RAW RECORDS:
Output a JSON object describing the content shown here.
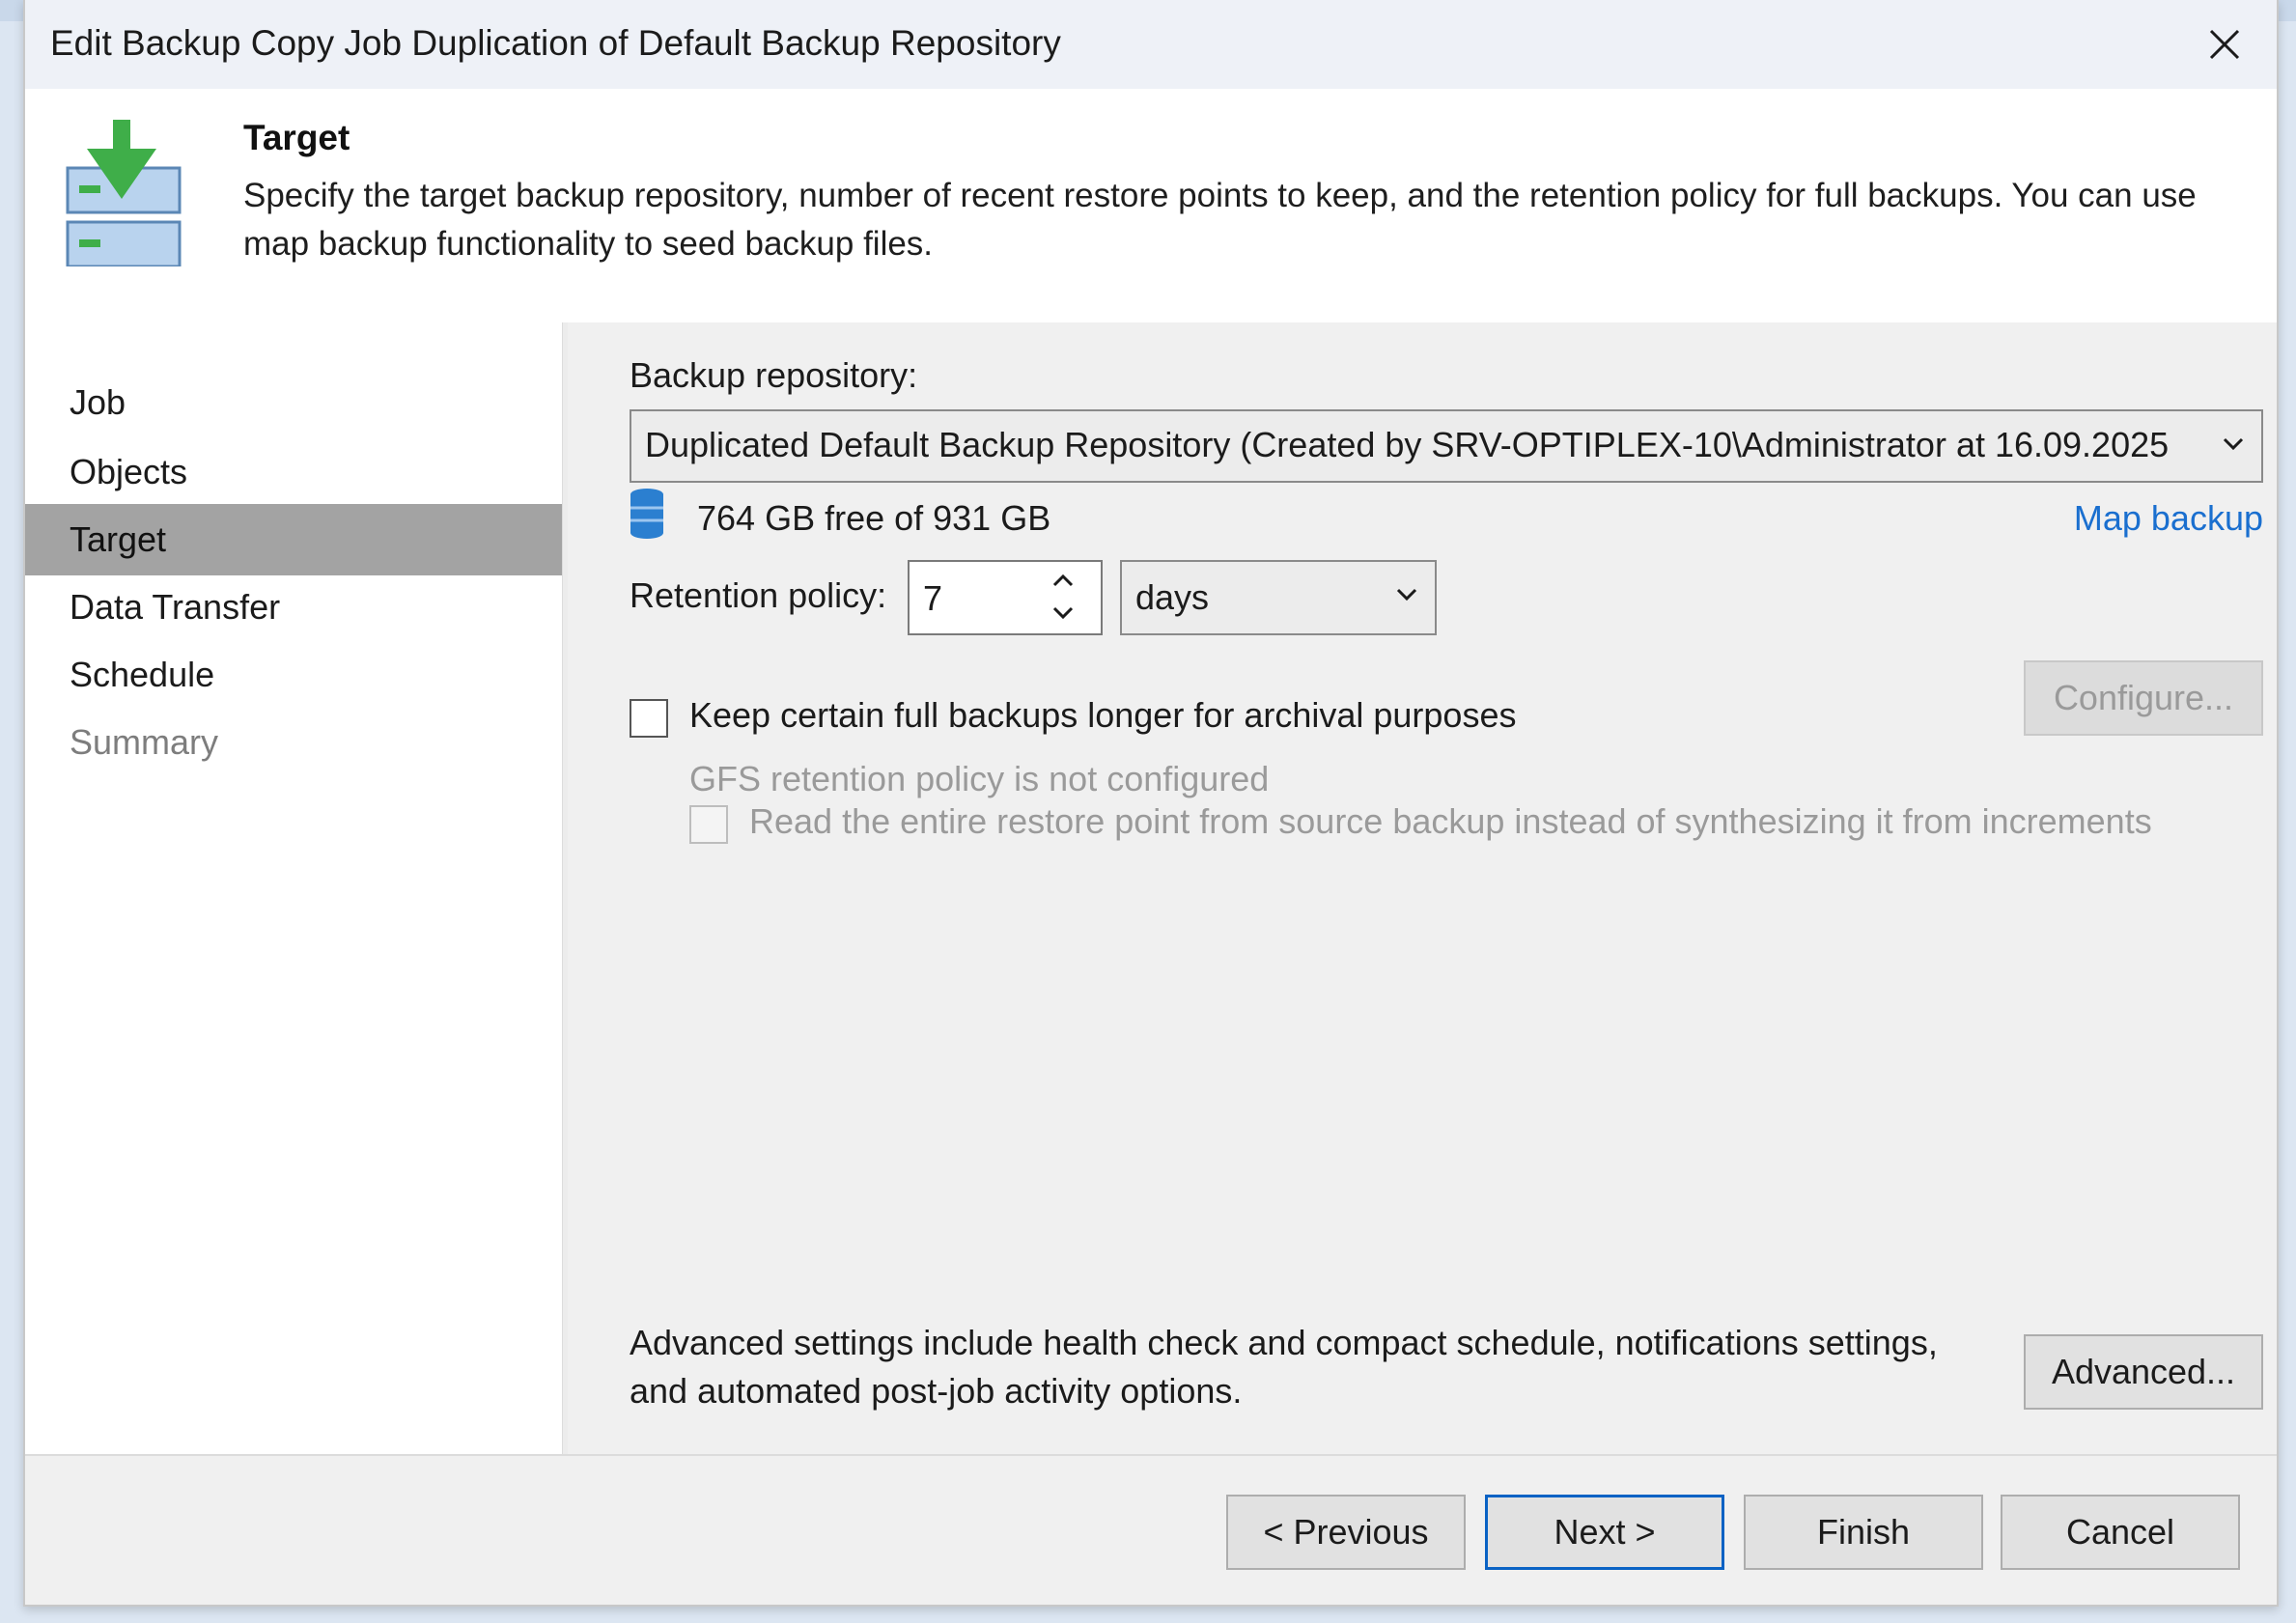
{
  "window": {
    "title": "Edit Backup Copy Job Duplication of Default Backup Repository",
    "close_icon": "close-icon"
  },
  "header": {
    "icon": "backup-target-icon",
    "title": "Target",
    "description": "Specify the target backup repository, number of recent restore points to keep, and the retention policy for full backups. You can use map backup functionality to seed backup files."
  },
  "sidebar": {
    "items": [
      {
        "label": "Job",
        "state": "normal"
      },
      {
        "label": "Objects",
        "state": "normal"
      },
      {
        "label": "Target",
        "state": "active"
      },
      {
        "label": "Data Transfer",
        "state": "normal"
      },
      {
        "label": "Schedule",
        "state": "normal"
      },
      {
        "label": "Summary",
        "state": "disabled"
      }
    ]
  },
  "target": {
    "repository_label": "Backup repository:",
    "repository_value": "Duplicated Default Backup Repository (Created by SRV-OPTIPLEX-10\\Administrator at 16.09.2025",
    "free_space": "764 GB free of 931 GB",
    "map_backup_link": "Map backup",
    "retention_label": "Retention policy:",
    "retention_value": "7",
    "retention_unit": "days",
    "gfs_checkbox_label": "Keep certain full backups longer for archival purposes",
    "gfs_checked": false,
    "configure_button": "Configure...",
    "gfs_status": "GFS retention policy is not configured",
    "read_entire_label": "Read the entire restore point from source backup instead of synthesizing it from increments",
    "read_entire_checked": false,
    "advanced_text": "Advanced settings include health check and compact schedule, notifications settings, and automated post-job activity options.",
    "advanced_button": "Advanced..."
  },
  "footer": {
    "previous_button": "< Previous",
    "next_button": "Next >",
    "finish_button": "Finish",
    "cancel_button": "Cancel"
  },
  "colors": {
    "link": "#1a6fcf",
    "active_nav": "#a3a3a3",
    "default_button_border": "#0a62c4",
    "icon_green": "#3fae49",
    "icon_blue": "#b9d3ee",
    "db_icon_blue": "#2b7fd0"
  }
}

WHAT TO WORK ON:
Copy every entry word for word, but omit the pictures.

RESULT OF THE EXERCISE:
Output a JSON object describing the content shown here.
{
  "window": {
    "title": "Edit Backup Copy Job Duplication of Default Backup Repository",
    "close_icon": "close-icon"
  },
  "header": {
    "icon": "backup-target-icon",
    "title": "Target",
    "description": "Specify the target backup repository, number of recent restore points to keep, and the retention policy for full backups. You can use map backup functionality to seed backup files."
  },
  "sidebar": {
    "items": [
      {
        "label": "Job",
        "state": "normal"
      },
      {
        "label": "Objects",
        "state": "normal"
      },
      {
        "label": "Target",
        "state": "active"
      },
      {
        "label": "Data Transfer",
        "state": "normal"
      },
      {
        "label": "Schedule",
        "state": "normal"
      },
      {
        "label": "Summary",
        "state": "disabled"
      }
    ]
  },
  "target": {
    "repository_label": "Backup repository:",
    "repository_value": "Duplicated Default Backup Repository (Created by SRV-OPTIPLEX-10\\Administrator at 16.09.2025",
    "free_space": "764 GB free of 931 GB",
    "map_backup_link": "Map backup",
    "retention_label": "Retention policy:",
    "retention_value": "7",
    "retention_unit": "days",
    "gfs_checkbox_label": "Keep certain full backups longer for archival purposes",
    "gfs_checked": false,
    "configure_button": "Configure...",
    "gfs_status": "GFS retention policy is not configured",
    "read_entire_label": "Read the entire restore point from source backup instead of synthesizing it from increments",
    "read_entire_checked": false,
    "advanced_text": "Advanced settings include health check and compact schedule, notifications settings, and automated post-job activity options.",
    "advanced_button": "Advanced..."
  },
  "footer": {
    "previous_button": "< Previous",
    "next_button": "Next >",
    "finish_button": "Finish",
    "cancel_button": "Cancel"
  },
  "colors": {
    "link": "#1a6fcf",
    "active_nav": "#a3a3a3",
    "default_button_border": "#0a62c4",
    "icon_green": "#3fae49",
    "icon_blue": "#b9d3ee",
    "db_icon_blue": "#2b7fd0"
  }
}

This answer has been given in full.